(Stored items)
* Begin *

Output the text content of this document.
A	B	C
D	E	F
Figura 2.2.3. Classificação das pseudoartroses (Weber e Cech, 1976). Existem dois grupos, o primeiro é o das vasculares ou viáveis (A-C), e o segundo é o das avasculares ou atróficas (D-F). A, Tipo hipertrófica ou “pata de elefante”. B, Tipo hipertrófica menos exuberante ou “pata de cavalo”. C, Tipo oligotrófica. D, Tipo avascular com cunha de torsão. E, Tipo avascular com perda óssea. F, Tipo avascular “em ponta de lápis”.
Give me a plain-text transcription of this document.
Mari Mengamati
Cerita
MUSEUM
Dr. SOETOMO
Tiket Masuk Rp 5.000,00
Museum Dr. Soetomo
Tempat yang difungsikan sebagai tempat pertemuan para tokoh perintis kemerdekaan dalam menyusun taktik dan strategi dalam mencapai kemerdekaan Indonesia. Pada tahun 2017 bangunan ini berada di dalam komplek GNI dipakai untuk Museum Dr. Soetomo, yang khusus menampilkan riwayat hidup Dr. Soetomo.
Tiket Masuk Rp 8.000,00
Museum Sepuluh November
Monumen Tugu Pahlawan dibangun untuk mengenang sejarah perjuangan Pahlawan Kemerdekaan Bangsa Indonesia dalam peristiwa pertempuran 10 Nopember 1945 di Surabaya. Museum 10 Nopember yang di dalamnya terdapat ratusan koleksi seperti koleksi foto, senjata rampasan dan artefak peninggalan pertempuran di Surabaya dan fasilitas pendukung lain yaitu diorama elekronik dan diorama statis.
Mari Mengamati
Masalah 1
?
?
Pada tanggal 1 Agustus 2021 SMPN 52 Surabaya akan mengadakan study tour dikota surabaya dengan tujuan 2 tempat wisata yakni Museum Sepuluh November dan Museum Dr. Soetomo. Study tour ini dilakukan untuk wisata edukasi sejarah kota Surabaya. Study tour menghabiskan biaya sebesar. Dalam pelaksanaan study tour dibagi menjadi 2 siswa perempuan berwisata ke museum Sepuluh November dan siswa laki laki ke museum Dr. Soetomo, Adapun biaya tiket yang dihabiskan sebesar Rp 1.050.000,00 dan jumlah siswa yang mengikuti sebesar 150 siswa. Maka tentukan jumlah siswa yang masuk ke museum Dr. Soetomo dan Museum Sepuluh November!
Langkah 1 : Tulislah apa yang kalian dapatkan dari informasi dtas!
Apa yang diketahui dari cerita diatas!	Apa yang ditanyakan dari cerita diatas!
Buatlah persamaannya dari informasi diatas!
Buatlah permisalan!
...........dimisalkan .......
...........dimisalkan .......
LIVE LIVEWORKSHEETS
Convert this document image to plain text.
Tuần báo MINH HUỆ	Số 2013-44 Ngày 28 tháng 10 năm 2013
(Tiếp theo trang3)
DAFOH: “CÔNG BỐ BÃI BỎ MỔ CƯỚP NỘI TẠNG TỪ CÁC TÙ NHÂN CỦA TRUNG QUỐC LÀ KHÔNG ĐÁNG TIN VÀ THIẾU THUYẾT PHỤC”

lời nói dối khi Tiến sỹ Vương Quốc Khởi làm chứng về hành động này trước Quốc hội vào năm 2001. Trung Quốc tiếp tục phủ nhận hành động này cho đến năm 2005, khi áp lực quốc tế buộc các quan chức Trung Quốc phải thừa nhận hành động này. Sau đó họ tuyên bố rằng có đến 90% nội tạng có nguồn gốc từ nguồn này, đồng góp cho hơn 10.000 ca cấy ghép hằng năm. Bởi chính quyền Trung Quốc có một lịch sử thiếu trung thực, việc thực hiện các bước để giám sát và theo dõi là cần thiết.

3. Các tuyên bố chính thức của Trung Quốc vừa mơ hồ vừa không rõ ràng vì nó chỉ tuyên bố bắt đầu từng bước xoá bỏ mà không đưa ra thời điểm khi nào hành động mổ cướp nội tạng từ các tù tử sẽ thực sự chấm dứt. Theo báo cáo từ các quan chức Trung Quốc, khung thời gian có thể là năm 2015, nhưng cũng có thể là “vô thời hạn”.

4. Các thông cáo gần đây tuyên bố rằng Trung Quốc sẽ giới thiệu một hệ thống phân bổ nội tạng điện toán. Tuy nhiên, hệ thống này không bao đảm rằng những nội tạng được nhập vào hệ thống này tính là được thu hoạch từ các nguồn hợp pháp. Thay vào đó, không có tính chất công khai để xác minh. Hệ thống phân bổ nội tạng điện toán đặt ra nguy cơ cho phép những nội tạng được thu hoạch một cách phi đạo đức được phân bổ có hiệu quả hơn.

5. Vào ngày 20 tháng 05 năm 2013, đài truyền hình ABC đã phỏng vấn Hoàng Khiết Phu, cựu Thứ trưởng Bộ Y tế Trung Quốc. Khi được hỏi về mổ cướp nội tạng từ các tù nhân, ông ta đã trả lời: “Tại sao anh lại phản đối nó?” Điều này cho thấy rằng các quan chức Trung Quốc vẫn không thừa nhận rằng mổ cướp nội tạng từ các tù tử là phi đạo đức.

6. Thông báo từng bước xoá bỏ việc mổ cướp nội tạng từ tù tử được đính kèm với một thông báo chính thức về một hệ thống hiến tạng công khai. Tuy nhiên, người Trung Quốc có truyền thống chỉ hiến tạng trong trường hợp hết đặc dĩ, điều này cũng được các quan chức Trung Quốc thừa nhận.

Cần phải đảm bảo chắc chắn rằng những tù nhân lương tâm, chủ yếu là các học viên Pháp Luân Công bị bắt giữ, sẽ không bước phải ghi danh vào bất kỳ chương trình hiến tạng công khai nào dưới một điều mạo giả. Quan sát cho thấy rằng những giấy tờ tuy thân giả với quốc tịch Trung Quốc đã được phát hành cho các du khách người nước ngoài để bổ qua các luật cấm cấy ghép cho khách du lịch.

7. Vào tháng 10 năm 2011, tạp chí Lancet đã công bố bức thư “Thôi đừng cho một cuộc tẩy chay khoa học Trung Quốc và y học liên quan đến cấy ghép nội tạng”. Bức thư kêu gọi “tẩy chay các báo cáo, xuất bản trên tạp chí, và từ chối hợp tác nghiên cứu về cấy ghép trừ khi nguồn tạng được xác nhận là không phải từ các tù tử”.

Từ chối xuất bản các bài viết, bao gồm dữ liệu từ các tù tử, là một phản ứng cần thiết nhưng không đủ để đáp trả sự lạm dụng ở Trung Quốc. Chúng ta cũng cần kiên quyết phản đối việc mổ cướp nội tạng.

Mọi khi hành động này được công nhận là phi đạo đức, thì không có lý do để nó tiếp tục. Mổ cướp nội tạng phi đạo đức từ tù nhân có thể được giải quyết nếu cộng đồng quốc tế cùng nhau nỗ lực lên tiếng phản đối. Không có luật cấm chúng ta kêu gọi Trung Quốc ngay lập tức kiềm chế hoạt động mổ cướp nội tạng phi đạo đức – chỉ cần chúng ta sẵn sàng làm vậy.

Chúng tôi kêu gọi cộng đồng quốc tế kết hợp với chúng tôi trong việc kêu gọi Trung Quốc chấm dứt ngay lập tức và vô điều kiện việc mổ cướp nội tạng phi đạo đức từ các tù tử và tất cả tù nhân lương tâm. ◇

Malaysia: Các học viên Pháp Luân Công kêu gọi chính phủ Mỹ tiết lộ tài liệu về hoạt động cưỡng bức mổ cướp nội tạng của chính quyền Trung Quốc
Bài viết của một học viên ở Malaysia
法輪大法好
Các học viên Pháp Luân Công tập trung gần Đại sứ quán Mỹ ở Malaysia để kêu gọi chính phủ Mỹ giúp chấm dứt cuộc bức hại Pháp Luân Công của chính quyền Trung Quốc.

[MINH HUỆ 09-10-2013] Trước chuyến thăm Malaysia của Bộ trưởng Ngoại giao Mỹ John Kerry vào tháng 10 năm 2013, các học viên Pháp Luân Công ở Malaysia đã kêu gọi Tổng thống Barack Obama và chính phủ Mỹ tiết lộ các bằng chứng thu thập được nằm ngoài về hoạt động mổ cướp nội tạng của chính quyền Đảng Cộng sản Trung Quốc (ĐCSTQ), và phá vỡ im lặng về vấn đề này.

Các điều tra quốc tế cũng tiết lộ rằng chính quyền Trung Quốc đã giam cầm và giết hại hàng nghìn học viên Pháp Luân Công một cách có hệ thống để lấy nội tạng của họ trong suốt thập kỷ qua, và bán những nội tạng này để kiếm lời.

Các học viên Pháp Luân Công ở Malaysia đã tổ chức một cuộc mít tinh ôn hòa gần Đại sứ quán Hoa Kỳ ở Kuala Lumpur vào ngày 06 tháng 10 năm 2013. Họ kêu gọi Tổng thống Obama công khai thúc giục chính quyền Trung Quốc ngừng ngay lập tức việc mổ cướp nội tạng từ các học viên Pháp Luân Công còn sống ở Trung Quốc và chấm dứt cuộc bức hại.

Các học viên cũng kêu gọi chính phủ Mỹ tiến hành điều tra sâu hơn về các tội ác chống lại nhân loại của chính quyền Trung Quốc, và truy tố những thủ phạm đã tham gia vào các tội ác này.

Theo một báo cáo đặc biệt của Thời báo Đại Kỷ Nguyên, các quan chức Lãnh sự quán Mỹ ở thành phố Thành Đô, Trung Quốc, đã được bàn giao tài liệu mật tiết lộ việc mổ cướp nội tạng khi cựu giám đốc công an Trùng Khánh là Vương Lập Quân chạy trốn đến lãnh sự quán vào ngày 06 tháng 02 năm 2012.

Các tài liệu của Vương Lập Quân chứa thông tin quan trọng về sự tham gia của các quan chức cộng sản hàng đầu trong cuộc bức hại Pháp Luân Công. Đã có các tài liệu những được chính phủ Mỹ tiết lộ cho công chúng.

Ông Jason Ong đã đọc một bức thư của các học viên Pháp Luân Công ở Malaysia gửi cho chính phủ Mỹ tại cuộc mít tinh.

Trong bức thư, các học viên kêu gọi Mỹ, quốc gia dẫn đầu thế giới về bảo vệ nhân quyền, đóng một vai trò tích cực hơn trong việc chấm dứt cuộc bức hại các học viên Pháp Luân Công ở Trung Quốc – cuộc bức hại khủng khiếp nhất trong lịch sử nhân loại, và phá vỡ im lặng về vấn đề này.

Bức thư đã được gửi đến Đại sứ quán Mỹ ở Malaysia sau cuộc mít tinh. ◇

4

* End *

* **Your instructions**
Extract from the material all lines containing the string "dari".

* **Written solution**
Langkah 1 : Tulislah apa yang kalian dapatkan dari informasi dtas!
Apa yang diketahui dari cerita diatas!	Apa yang ditanyakan dari cerita diatas!
Buatlah persamaannya dari informasi diatas!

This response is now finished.